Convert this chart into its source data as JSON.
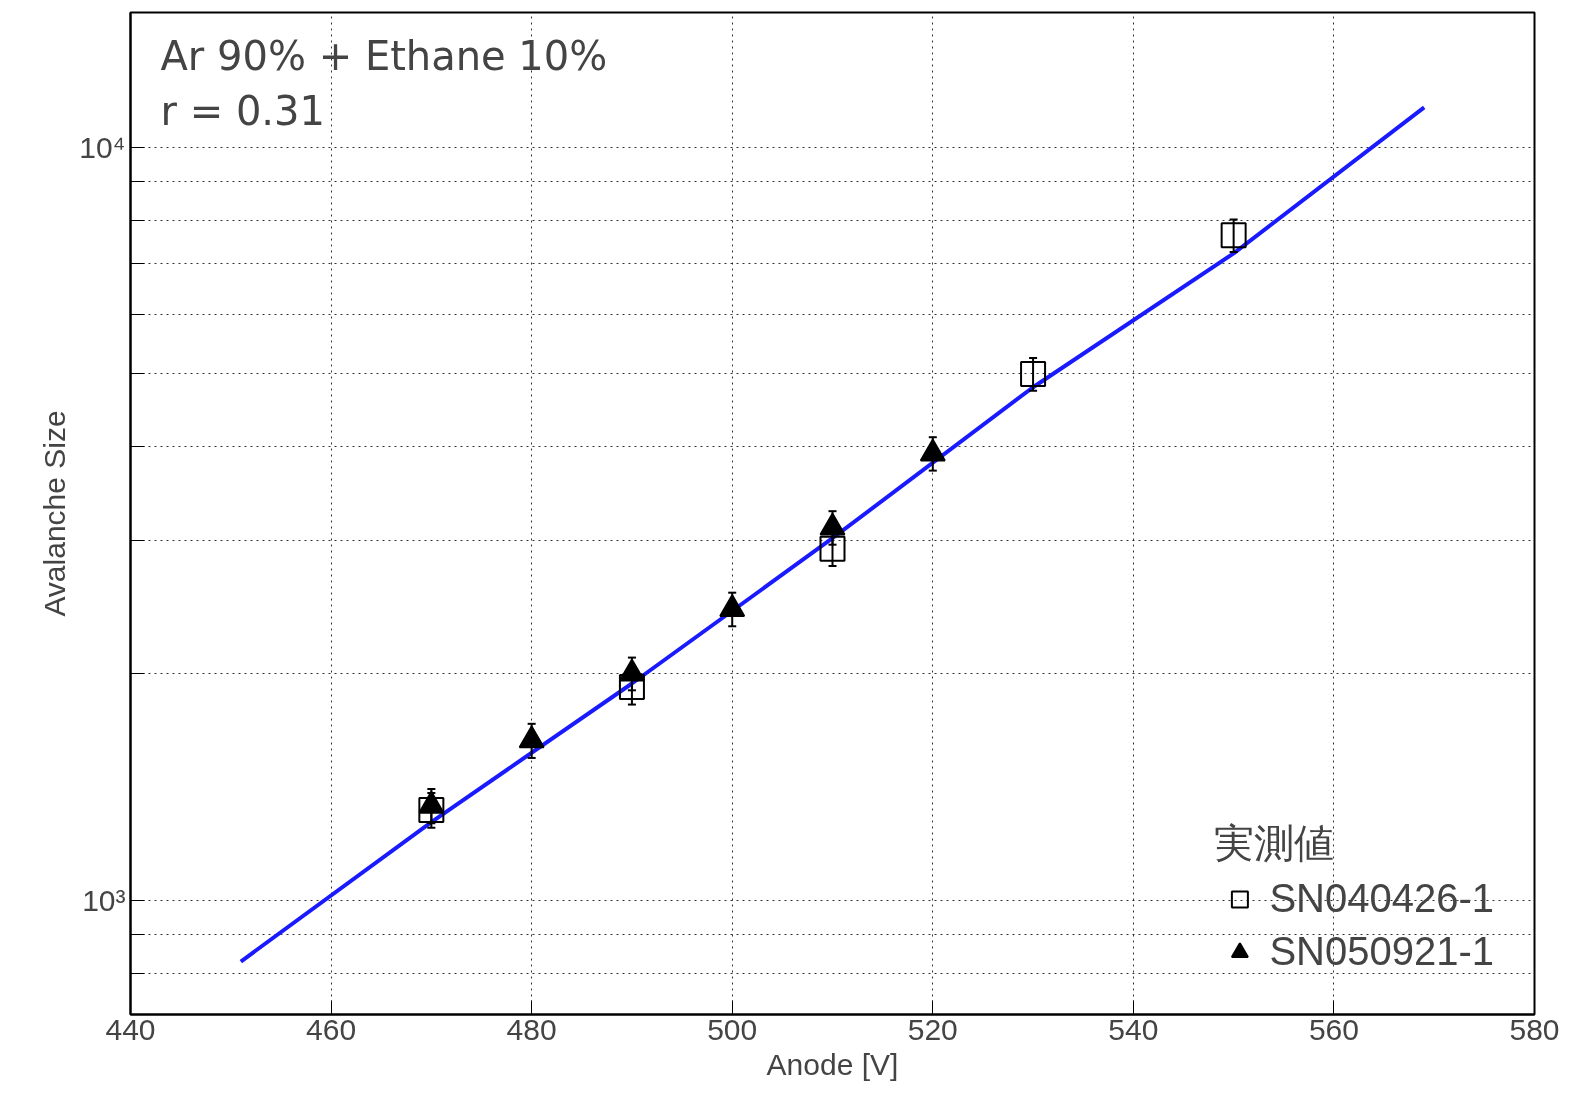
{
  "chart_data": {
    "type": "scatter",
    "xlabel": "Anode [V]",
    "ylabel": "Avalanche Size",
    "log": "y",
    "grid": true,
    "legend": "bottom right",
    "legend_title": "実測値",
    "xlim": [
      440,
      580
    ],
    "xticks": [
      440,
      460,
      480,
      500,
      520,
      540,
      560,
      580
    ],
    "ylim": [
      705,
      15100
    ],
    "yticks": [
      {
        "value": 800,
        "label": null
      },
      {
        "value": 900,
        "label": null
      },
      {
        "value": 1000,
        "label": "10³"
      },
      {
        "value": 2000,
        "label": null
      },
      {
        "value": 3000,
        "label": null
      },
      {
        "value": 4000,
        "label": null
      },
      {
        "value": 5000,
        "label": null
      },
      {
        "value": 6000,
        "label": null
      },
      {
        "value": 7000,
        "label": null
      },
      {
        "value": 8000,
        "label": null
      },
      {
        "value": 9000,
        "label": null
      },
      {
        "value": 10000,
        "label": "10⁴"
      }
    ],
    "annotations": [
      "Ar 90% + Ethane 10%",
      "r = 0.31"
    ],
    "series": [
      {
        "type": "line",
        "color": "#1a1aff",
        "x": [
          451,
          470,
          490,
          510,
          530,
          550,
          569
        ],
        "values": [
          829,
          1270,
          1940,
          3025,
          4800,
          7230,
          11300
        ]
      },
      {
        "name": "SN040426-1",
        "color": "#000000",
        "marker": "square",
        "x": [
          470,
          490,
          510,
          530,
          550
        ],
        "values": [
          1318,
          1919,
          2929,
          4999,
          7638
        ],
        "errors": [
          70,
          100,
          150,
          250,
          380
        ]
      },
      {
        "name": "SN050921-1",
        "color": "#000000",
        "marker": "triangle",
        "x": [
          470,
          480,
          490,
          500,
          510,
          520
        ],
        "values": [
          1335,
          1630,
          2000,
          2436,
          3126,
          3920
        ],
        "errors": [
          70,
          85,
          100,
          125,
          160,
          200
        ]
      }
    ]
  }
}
* * *
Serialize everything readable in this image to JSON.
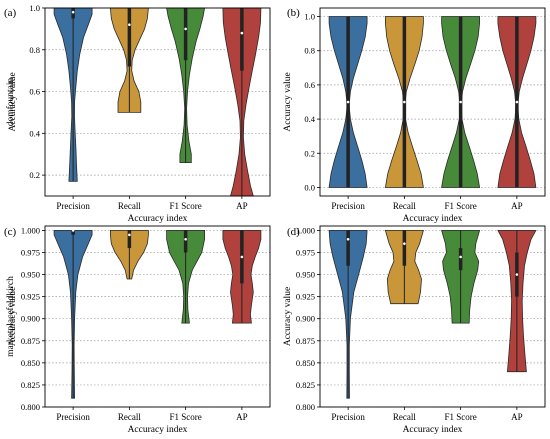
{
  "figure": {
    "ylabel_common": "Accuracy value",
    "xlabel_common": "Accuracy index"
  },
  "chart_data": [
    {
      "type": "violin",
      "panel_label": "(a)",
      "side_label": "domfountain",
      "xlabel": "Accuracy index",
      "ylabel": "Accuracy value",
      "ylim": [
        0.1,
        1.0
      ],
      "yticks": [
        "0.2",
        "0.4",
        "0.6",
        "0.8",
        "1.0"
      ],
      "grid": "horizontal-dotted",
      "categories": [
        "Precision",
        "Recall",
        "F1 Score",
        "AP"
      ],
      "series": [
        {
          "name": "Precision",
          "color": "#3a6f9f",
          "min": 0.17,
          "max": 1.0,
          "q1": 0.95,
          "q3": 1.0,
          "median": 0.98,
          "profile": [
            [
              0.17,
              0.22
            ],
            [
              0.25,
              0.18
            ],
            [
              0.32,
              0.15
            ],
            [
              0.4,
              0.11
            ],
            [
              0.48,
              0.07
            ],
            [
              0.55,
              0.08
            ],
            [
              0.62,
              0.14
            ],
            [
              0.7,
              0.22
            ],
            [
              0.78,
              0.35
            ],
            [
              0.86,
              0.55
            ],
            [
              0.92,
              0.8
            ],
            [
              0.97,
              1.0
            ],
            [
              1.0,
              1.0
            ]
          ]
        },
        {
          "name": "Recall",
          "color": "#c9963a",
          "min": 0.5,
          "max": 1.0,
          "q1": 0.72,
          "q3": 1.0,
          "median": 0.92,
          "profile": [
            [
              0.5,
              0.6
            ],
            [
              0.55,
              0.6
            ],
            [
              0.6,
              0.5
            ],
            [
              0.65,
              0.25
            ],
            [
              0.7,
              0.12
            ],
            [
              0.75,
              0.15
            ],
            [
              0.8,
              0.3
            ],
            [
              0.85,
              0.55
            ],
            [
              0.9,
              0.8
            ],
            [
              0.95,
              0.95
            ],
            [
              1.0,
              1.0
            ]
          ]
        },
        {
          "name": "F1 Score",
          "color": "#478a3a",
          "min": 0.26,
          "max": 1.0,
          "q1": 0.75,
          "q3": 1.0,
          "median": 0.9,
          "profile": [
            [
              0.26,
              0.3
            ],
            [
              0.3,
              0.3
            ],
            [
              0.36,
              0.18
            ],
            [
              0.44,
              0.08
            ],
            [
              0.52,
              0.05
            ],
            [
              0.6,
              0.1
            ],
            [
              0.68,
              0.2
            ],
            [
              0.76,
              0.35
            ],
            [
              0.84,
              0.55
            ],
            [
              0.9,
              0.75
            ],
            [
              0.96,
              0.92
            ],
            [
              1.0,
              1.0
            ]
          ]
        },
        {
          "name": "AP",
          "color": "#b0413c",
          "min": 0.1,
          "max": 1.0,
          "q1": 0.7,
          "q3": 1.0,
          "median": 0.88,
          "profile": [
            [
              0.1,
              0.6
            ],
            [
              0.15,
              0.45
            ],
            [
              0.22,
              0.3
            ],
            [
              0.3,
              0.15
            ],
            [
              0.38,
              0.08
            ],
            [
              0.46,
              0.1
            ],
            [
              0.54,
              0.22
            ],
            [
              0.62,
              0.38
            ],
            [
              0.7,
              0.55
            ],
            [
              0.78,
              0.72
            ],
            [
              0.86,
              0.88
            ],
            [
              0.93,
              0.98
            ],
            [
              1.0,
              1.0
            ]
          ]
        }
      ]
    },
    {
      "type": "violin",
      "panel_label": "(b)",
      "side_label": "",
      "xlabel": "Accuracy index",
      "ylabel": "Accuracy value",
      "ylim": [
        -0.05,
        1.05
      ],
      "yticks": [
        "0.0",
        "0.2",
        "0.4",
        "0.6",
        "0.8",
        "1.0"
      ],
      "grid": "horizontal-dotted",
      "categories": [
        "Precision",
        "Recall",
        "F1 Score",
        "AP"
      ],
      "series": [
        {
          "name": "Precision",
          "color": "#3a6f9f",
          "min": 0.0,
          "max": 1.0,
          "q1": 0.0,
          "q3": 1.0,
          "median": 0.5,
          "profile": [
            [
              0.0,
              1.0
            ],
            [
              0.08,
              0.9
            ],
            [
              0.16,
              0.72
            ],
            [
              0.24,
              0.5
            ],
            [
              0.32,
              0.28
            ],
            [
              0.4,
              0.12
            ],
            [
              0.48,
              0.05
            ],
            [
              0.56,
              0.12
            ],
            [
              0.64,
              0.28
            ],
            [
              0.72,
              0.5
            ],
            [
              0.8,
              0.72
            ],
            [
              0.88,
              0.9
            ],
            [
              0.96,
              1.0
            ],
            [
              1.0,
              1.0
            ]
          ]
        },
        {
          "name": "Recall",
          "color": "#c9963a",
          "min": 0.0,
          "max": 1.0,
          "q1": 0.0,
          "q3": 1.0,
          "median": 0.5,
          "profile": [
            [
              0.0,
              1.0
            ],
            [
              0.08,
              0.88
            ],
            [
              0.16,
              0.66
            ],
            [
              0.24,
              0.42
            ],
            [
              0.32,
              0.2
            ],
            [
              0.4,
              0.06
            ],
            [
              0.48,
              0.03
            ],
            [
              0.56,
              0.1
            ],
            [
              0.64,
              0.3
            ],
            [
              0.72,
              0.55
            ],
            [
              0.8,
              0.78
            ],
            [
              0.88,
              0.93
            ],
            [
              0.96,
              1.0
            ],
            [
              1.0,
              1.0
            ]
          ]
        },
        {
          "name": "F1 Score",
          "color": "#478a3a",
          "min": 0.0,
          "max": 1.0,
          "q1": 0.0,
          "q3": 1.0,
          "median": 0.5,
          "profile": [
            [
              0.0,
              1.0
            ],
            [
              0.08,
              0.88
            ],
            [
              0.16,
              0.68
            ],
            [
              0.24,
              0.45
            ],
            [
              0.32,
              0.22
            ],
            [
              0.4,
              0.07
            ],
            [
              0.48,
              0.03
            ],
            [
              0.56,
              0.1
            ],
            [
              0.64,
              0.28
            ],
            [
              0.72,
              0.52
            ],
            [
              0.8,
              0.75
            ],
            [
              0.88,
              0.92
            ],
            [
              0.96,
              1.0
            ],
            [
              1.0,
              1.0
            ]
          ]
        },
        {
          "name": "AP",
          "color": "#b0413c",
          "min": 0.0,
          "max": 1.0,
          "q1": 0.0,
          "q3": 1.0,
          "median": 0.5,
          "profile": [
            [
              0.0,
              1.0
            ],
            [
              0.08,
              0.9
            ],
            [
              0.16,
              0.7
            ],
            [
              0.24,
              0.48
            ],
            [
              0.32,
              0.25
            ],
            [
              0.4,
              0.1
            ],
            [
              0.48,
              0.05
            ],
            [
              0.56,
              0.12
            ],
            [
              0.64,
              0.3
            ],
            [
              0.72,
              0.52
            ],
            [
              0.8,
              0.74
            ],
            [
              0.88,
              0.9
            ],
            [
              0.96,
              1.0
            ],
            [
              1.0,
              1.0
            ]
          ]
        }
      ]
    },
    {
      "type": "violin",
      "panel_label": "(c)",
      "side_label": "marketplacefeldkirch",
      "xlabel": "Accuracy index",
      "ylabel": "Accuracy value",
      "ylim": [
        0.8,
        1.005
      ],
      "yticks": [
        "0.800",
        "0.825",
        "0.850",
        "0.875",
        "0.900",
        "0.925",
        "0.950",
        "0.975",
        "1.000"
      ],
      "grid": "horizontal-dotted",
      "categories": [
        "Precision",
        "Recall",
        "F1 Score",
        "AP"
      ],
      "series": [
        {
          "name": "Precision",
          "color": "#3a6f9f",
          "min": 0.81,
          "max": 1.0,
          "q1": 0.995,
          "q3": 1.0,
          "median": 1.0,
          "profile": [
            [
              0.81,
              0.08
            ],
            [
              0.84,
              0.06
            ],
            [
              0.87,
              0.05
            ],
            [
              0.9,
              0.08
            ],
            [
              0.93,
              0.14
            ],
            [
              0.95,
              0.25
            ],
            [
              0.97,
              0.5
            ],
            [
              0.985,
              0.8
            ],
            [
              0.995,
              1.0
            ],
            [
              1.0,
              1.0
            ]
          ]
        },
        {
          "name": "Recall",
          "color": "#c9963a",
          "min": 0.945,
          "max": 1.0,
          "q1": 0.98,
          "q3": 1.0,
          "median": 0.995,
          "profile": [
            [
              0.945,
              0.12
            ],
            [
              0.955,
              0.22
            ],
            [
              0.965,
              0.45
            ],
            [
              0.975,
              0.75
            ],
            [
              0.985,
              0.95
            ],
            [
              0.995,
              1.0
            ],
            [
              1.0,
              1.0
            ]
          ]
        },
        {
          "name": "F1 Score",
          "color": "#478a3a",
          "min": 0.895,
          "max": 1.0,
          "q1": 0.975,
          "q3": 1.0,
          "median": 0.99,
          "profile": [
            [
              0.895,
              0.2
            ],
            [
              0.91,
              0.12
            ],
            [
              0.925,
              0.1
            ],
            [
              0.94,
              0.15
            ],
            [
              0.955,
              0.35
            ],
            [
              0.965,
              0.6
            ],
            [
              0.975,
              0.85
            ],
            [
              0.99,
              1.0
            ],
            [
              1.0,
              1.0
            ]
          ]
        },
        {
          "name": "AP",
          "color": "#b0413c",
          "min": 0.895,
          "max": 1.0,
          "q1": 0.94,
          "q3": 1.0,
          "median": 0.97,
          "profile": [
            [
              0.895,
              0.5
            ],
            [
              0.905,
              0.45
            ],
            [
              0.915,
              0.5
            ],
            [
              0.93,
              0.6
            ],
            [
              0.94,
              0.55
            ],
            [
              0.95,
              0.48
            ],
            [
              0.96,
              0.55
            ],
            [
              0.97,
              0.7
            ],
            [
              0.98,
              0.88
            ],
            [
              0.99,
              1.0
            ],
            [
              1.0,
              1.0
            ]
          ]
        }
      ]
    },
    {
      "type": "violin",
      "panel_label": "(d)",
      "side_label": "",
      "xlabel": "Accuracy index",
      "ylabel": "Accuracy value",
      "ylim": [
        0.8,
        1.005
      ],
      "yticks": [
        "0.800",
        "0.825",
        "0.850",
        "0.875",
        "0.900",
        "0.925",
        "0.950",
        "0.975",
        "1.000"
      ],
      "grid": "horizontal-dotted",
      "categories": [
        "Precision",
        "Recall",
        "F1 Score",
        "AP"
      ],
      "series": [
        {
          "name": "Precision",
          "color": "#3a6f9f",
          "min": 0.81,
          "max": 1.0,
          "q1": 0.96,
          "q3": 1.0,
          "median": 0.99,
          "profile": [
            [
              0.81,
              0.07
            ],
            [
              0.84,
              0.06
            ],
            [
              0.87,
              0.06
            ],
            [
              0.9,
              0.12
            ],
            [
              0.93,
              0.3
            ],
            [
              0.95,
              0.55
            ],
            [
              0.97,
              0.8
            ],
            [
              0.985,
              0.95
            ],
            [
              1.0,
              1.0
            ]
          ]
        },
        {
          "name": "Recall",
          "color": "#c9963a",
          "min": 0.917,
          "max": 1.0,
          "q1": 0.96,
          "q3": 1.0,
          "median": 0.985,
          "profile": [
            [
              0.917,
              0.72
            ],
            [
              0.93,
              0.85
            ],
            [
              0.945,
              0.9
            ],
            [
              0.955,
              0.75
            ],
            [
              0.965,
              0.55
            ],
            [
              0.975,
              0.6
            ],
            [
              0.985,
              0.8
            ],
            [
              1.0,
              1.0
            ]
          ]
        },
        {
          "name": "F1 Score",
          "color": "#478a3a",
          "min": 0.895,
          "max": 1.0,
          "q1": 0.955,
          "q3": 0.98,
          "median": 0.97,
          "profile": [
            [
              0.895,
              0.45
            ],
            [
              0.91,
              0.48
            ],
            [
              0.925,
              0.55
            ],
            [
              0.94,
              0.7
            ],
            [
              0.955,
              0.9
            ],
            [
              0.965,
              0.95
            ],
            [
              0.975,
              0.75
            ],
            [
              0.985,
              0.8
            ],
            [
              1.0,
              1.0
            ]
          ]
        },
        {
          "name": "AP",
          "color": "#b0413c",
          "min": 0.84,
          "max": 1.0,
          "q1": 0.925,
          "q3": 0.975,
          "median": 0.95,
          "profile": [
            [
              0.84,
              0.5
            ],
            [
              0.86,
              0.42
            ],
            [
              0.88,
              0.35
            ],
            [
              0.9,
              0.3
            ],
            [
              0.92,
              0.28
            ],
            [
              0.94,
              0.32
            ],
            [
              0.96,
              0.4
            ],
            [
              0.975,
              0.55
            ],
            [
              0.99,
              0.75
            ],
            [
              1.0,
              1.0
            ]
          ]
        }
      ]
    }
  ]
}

◆ **Written task**
Give the count of lines holding the word "JSON", with no other words.

◆ **Response to this exercise**
2